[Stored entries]
(begin)

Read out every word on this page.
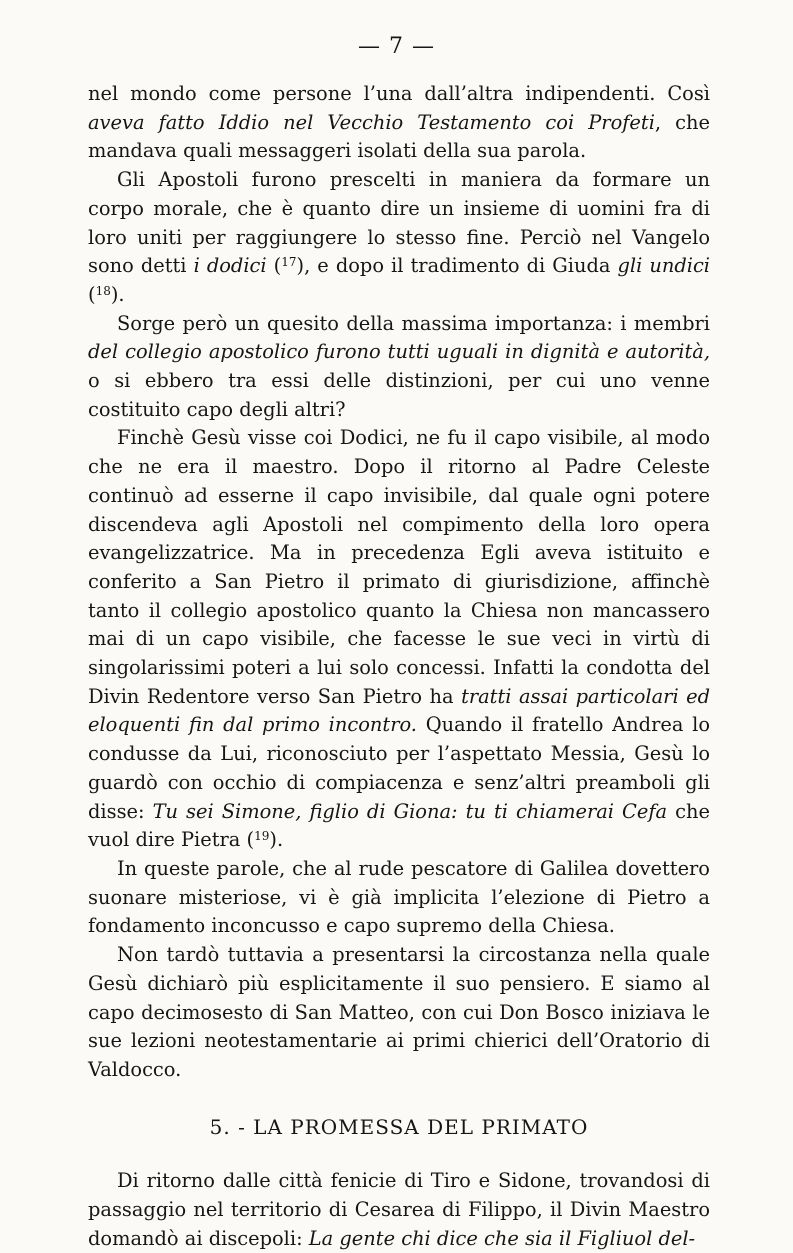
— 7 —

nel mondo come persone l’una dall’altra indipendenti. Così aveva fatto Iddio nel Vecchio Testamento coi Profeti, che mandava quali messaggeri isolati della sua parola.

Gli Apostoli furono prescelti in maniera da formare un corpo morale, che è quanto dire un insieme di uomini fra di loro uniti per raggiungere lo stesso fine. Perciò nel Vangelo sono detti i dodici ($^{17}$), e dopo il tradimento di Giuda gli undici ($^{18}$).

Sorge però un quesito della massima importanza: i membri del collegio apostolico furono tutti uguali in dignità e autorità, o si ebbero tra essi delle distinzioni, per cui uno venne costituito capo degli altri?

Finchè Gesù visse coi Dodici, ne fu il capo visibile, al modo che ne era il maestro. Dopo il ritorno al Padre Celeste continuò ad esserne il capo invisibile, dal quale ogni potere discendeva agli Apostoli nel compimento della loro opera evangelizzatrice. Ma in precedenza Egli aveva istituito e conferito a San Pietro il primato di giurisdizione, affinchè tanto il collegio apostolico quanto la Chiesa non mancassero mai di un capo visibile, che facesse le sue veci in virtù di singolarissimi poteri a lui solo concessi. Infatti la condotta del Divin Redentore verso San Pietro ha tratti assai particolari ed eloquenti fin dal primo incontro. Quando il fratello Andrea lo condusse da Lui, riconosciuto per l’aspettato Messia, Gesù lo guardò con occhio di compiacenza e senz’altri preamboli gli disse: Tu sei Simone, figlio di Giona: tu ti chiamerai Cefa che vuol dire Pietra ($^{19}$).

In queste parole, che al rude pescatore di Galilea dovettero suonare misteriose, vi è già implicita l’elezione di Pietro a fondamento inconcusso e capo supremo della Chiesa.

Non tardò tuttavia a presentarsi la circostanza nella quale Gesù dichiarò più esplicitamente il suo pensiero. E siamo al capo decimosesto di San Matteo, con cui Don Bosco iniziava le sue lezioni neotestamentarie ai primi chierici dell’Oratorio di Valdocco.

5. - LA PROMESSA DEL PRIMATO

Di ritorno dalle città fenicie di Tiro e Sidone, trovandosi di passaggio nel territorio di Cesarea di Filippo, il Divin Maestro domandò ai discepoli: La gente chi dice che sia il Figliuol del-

(end)
(begin)

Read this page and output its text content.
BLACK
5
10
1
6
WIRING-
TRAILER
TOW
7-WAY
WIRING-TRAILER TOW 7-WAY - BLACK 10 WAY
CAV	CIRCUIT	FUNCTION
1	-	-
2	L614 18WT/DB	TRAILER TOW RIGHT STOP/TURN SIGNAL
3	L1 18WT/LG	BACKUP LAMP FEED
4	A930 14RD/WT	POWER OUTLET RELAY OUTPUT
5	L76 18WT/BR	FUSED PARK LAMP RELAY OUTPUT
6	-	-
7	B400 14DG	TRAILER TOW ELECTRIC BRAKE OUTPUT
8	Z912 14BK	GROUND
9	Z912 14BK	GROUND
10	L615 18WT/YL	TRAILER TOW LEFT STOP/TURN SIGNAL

(end)

§ **What you should do**
Copy every line of the listing that includes the string "apostolico".

§ **Solution below**
Sorge però un quesito della massima importanza: i membri del collegio apostolico furono tutti uguali in dignità e autorità, o si ebbero tra essi delle distinzioni, per cui uno venne costituito capo degli altri?
Finchè Gesù visse coi Dodici, ne fu il capo visibile, al modo che ne era il maestro. Dopo il ritorno al Padre Celeste continuò ad esserne il capo invisibile, dal quale ogni potere discendeva agli Apostoli nel compimento della loro opera evangelizzatrice. Ma in precedenza Egli aveva istituito e conferito a San Pietro il primato di giurisdizione, affinchè tanto il collegio apostolico quanto la Chiesa non mancassero mai di un capo visibile, che facesse le sue veci in virtù di singolarissimi poteri a lui solo concessi. Infatti la condotta del Divin Redentore verso San Pietro ha tratti assai particolari ed eloquenti fin dal primo incontro. Quando il fratello Andrea lo condusse da Lui, riconosciuto per l’aspettato Messia, Gesù lo guardò con occhio di compiacenza e senz’altri preamboli gli disse: Tu sei Simone, figlio di Giona: tu ti chiamerai Cefa che vuol dire Pietra ($^{19}$).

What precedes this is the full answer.